Items from a figure collection
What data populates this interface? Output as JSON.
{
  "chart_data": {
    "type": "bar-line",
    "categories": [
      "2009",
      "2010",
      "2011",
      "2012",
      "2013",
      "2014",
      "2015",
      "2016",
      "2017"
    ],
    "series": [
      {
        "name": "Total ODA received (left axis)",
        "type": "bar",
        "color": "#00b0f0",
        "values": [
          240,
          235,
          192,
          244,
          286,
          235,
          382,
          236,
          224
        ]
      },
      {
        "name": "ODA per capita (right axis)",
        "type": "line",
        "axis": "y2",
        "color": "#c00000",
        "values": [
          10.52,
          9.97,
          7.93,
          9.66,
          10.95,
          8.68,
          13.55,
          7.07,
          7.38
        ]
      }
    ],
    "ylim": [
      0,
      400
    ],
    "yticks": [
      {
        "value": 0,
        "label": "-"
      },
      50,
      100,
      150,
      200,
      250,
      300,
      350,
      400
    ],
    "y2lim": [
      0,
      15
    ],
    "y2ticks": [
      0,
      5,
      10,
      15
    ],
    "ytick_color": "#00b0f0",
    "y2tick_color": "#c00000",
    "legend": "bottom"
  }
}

WORK TO COMPLETE:
Look for lines containing the string "name" and copy them all.

SOLVED PROBLEM:
        "name": "Total ODA received (left axis)",
        "name": "ODA per capita (right axis)",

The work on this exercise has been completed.